#### SOURCE RECORDS

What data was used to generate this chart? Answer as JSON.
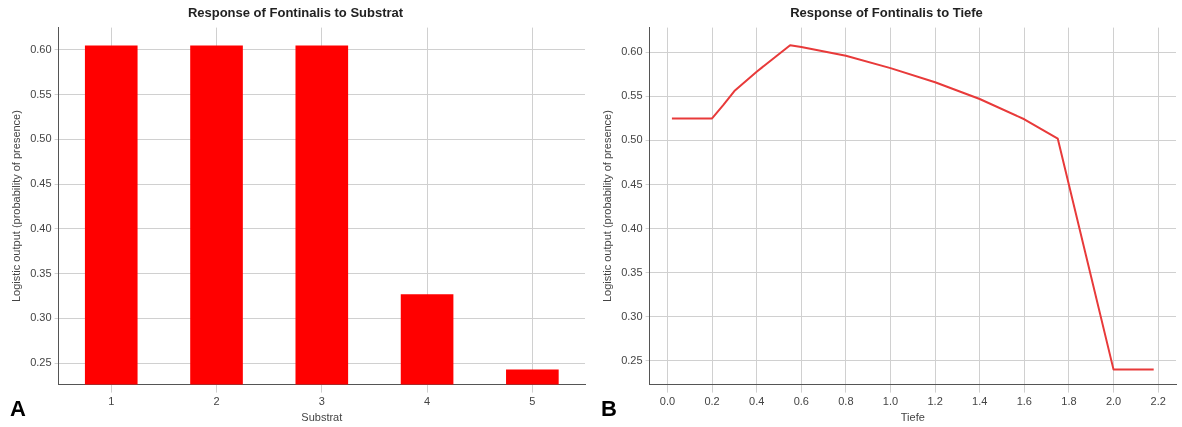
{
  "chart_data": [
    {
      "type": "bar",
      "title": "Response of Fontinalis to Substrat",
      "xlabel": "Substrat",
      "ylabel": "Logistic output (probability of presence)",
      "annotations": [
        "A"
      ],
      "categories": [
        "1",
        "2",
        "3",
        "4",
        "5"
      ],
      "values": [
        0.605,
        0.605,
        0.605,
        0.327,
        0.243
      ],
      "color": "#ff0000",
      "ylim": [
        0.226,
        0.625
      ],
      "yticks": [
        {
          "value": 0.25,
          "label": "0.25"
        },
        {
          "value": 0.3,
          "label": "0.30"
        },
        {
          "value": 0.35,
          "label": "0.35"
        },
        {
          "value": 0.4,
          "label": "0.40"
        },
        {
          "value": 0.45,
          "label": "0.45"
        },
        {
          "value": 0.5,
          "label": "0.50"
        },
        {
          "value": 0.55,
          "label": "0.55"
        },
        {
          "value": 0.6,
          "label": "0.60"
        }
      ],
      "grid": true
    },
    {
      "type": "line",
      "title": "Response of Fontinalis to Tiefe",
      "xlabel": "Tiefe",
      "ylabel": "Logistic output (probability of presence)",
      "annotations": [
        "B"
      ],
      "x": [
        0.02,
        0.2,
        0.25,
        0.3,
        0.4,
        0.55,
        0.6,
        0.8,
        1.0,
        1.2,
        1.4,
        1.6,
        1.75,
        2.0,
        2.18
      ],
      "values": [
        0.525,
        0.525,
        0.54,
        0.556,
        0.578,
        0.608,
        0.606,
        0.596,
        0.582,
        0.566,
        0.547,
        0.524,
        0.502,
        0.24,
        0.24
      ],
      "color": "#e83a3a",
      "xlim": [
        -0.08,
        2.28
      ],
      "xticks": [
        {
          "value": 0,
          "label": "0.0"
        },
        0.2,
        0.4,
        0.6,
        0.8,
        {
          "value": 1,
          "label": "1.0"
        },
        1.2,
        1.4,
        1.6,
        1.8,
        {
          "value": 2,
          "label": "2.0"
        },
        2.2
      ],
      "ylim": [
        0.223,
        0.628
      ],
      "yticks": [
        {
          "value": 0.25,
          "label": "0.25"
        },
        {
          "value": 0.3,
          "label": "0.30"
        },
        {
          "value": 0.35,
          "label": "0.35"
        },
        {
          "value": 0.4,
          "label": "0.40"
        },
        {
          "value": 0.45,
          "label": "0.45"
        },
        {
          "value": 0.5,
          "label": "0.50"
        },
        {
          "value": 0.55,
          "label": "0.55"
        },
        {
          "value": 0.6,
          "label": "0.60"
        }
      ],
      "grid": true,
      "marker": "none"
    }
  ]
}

########

* WRITTEN INSTRUCTION *
Go through the entries above and copy every line containing "Tiefe".

* WORKED ANSWER *
      "title": "Response of Fontinalis to Tiefe",
      "xlabel": "Tiefe",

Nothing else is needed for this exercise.